▸ Challenge
Look through the records below and collect all lines that hold the string "color".

▸ Record excerpts
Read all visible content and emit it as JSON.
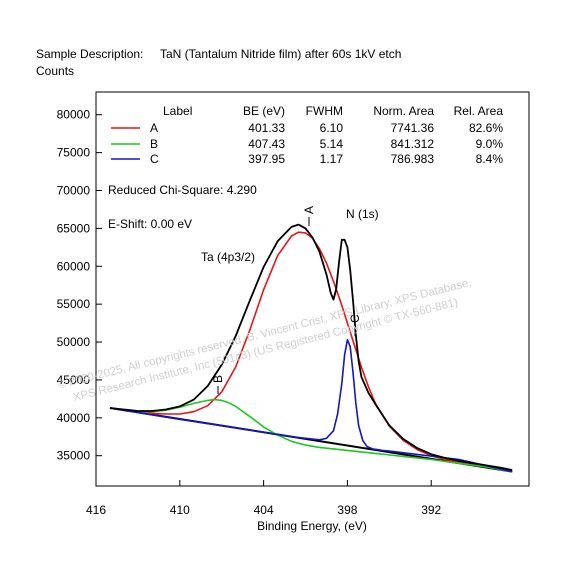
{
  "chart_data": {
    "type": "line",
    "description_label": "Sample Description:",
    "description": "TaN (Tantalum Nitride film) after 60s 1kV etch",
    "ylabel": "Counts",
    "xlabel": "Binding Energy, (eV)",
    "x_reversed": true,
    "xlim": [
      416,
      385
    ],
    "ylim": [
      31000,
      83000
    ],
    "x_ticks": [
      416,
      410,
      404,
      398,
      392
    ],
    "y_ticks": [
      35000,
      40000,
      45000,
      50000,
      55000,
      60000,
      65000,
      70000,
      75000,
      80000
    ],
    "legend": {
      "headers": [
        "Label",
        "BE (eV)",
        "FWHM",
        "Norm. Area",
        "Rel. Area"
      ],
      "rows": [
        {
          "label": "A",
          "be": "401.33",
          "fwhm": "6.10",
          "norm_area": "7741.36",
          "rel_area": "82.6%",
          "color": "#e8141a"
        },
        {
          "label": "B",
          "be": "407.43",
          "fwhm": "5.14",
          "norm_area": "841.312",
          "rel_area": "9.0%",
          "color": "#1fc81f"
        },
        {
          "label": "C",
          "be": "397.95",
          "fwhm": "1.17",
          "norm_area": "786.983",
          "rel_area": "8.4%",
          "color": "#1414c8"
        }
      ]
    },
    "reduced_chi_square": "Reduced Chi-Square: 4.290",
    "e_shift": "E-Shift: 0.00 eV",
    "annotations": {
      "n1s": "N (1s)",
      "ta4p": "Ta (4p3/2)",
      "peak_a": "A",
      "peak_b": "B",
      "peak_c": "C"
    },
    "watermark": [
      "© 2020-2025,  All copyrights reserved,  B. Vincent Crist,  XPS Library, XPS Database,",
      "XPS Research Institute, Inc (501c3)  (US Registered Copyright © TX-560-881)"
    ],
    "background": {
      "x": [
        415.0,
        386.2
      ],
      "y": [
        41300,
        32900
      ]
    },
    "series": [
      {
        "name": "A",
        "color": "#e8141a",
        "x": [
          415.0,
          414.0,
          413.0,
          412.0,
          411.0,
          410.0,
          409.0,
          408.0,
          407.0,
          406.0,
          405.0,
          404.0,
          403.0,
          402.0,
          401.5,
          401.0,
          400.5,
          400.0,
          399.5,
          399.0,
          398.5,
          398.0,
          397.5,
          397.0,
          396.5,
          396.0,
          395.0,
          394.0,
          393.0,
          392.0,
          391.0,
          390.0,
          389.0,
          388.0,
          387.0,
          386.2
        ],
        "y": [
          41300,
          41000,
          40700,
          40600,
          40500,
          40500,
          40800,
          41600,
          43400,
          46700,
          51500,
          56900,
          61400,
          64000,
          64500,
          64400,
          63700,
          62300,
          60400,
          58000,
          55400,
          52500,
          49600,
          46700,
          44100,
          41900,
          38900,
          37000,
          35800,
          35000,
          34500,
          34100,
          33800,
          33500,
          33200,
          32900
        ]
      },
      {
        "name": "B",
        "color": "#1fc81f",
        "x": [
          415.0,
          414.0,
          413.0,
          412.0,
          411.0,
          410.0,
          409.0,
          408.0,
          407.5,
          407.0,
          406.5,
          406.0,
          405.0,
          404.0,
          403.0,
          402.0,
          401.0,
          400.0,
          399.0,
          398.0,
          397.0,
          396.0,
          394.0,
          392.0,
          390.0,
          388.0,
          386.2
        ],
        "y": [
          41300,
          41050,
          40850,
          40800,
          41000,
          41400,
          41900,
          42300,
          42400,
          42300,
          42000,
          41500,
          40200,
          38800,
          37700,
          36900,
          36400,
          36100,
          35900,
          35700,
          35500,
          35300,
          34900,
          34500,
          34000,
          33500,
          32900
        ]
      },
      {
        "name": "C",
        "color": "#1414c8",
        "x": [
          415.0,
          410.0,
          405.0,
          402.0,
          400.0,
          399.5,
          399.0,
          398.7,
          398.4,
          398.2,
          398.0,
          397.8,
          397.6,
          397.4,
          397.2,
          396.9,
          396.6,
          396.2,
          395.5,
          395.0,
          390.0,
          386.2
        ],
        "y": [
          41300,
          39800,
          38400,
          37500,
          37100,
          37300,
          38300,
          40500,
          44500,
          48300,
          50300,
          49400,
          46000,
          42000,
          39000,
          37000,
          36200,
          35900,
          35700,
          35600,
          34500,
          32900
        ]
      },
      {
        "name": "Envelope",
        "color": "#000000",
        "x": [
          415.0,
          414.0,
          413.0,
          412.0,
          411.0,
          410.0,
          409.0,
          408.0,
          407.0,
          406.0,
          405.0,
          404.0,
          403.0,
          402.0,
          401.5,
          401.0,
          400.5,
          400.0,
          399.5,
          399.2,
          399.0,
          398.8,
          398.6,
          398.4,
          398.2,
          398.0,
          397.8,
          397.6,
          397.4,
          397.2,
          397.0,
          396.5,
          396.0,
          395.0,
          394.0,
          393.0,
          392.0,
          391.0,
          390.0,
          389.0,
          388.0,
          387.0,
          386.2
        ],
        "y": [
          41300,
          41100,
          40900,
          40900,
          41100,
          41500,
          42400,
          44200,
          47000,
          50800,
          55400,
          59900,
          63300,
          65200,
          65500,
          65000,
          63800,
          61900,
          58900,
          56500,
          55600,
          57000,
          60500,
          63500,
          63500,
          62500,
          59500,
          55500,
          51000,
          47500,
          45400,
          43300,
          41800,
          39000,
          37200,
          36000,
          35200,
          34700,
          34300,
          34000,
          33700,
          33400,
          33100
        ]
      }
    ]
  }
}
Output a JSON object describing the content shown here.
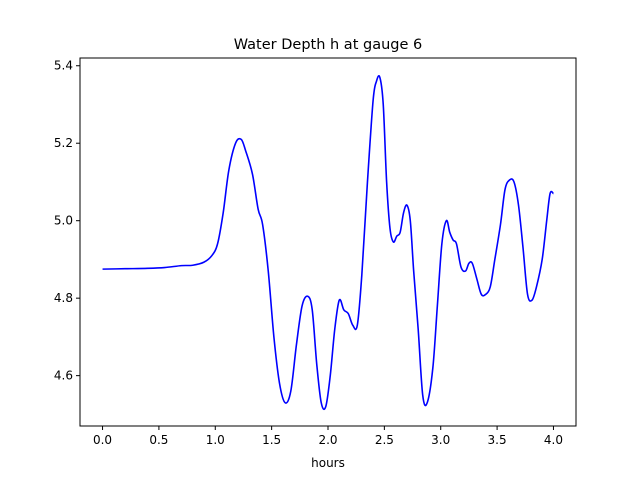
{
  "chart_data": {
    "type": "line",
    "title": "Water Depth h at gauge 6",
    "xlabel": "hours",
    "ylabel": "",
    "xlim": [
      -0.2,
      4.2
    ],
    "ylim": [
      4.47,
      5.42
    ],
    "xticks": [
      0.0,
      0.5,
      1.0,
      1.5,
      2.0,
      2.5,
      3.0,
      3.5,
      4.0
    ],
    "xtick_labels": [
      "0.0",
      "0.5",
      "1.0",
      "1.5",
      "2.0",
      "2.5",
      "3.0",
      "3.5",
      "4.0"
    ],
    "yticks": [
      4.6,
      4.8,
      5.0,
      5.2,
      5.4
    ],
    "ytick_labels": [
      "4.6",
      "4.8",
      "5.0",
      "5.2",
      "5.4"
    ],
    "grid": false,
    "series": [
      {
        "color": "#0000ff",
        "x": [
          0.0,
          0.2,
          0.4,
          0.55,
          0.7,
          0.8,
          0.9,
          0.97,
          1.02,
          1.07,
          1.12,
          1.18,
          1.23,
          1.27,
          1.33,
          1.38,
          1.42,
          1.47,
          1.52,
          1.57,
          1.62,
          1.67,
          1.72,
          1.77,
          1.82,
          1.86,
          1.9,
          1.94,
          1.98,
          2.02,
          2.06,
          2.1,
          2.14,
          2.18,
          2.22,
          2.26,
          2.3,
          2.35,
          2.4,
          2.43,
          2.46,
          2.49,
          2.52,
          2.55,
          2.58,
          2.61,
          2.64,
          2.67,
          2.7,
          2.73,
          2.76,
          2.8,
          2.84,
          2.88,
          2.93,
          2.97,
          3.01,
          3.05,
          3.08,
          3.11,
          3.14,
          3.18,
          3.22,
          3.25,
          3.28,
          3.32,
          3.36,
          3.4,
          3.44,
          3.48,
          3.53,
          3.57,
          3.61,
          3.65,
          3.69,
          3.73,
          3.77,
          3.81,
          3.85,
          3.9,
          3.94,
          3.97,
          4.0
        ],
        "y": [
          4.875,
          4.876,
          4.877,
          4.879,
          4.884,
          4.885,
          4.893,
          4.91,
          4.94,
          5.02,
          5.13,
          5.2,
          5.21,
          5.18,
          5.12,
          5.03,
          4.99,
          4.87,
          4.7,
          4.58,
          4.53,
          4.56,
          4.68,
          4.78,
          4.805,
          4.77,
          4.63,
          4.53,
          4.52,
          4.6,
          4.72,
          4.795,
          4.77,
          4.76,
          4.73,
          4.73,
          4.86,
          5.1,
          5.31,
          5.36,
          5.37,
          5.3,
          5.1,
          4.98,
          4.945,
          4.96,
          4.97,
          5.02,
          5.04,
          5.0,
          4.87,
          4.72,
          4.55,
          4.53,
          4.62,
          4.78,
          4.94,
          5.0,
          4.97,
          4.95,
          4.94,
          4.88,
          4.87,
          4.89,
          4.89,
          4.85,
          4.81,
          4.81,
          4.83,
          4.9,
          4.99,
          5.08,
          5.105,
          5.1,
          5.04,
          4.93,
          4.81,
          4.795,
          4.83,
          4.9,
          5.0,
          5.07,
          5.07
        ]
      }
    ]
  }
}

▸ Exercise solution
          "color": "#e8141a"
          "color": "#1fc81f"
          "color": "#1414c8"
        "color": "#e8141a",
        "color": "#1fc81f",
        "color": "#1414c8",
        "color": "#000000",
        "color": "#0000ff",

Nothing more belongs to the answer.